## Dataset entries
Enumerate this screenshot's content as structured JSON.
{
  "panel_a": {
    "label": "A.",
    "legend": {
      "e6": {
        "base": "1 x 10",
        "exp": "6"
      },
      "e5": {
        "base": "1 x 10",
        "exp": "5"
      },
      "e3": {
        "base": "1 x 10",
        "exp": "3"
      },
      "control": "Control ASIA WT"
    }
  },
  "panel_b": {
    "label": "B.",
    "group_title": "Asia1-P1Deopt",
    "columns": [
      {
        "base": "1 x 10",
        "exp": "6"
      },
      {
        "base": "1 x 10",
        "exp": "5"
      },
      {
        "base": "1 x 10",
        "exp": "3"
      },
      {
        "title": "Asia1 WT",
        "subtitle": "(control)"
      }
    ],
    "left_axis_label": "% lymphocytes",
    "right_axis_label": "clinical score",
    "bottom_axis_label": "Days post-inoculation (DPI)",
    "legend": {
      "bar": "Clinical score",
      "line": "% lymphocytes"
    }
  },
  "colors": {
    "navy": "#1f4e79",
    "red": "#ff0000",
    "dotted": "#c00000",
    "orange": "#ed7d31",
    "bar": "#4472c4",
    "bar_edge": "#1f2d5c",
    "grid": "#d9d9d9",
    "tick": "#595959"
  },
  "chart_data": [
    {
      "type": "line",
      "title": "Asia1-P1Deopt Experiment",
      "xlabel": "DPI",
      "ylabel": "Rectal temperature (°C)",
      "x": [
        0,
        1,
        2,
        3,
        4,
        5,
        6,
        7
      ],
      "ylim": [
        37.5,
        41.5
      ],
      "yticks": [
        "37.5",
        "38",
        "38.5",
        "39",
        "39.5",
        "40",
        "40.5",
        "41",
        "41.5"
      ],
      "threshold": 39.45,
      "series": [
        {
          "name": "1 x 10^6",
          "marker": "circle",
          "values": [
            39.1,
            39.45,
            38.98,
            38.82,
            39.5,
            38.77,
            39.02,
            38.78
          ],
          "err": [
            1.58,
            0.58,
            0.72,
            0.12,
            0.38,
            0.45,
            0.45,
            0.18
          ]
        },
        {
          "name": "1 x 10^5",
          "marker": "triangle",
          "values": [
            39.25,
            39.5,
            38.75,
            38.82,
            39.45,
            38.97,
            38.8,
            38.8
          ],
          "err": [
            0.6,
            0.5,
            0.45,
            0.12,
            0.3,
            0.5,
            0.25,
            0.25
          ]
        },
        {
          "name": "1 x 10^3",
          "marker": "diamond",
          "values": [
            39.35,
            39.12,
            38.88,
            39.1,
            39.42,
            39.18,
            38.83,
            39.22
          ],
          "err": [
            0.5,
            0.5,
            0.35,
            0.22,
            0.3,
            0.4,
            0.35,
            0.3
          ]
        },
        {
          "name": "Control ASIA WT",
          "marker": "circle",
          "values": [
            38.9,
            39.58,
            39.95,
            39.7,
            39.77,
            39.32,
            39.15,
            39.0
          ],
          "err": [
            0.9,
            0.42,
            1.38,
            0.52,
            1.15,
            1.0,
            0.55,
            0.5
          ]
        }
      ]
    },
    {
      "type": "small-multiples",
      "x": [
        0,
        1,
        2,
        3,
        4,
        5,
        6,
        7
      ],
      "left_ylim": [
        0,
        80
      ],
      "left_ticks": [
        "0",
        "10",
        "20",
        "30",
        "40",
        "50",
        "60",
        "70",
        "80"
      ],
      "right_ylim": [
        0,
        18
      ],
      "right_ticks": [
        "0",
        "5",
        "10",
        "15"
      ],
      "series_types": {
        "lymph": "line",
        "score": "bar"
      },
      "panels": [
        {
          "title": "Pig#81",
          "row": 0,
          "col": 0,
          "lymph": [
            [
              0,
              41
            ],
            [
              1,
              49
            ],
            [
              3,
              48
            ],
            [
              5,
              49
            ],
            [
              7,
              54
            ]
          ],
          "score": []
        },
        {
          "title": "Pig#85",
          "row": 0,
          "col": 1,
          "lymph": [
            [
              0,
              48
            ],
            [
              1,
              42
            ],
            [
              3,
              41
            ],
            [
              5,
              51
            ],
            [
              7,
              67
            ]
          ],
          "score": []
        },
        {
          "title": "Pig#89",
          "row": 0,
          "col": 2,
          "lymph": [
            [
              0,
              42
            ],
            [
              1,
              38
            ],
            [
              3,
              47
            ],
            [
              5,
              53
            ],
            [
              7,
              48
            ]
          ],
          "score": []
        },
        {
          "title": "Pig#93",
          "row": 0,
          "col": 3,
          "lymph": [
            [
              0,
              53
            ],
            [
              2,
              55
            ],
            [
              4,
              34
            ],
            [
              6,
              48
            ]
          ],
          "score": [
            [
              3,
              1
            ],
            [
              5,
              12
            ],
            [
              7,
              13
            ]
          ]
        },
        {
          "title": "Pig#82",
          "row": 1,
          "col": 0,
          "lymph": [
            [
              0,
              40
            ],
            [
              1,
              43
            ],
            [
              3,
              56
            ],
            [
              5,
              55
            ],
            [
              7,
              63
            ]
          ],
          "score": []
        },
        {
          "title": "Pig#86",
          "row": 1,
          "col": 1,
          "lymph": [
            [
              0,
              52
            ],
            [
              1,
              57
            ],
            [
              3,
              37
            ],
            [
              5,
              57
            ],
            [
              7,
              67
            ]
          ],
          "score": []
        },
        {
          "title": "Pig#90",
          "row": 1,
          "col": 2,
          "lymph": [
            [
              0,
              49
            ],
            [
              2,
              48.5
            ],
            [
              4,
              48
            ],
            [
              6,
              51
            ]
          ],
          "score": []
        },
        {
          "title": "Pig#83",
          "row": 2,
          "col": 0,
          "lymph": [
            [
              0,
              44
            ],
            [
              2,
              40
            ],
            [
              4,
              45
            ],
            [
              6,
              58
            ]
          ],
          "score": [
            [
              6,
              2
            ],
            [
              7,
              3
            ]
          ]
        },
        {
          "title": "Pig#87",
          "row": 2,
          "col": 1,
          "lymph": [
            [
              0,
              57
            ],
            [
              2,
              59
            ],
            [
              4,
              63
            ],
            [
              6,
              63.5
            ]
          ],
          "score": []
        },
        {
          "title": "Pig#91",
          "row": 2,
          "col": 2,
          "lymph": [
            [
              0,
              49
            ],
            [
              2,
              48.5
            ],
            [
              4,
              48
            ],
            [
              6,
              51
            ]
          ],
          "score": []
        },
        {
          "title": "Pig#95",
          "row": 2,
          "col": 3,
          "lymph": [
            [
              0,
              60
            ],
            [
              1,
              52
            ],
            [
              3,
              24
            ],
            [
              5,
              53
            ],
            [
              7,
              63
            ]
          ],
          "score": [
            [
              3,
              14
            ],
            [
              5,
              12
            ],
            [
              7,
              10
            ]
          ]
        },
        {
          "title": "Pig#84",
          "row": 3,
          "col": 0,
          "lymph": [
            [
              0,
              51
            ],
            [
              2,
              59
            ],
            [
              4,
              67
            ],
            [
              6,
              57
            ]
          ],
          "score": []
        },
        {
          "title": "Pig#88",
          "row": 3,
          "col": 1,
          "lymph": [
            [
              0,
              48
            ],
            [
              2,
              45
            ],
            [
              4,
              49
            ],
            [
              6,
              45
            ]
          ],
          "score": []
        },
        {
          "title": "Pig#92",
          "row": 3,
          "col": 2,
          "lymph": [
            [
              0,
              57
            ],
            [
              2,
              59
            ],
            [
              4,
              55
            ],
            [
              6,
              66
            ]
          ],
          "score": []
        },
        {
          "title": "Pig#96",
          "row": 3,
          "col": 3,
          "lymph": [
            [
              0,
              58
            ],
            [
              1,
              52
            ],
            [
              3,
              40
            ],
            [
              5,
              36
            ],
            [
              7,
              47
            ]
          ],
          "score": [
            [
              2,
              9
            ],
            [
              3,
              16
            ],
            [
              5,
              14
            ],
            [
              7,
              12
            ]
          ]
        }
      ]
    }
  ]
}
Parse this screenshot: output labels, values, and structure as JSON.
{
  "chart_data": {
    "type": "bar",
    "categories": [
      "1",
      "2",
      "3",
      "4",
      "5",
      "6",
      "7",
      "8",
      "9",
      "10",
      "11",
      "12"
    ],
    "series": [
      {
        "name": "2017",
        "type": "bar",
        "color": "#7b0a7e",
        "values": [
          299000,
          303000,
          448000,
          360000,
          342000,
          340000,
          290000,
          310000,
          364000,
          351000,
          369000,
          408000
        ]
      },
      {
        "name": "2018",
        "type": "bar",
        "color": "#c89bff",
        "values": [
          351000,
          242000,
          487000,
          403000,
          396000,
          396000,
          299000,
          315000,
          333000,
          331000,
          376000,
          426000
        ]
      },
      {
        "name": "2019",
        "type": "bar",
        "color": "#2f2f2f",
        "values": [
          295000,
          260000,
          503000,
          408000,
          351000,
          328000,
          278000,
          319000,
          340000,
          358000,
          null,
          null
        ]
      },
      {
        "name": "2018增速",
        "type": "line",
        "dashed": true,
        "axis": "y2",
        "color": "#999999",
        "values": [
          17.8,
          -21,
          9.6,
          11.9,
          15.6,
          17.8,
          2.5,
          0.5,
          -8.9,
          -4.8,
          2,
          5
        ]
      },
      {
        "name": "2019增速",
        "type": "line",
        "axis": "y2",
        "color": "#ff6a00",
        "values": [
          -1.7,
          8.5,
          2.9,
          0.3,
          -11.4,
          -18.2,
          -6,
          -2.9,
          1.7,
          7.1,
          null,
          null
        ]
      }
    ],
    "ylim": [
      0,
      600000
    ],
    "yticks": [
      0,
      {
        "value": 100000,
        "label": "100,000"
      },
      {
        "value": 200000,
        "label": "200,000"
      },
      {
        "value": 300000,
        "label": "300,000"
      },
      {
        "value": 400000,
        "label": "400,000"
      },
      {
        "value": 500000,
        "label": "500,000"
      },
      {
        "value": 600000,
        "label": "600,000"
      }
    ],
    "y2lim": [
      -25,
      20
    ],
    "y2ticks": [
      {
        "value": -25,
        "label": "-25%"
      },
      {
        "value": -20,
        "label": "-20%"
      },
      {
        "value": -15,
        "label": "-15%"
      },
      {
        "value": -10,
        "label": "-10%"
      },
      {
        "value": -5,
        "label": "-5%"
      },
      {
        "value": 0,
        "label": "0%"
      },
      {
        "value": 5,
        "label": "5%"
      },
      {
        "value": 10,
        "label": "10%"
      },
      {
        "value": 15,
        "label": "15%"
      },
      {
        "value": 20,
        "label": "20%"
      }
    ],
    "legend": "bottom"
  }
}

## WRITTEN REQUEST
Extract every line of the records above that contains the word "JSON".

## CORRECT RESULT
Enumerate this screenshot's content as structured JSON.
Parse this screenshot: output labels, values, and structure as JSON.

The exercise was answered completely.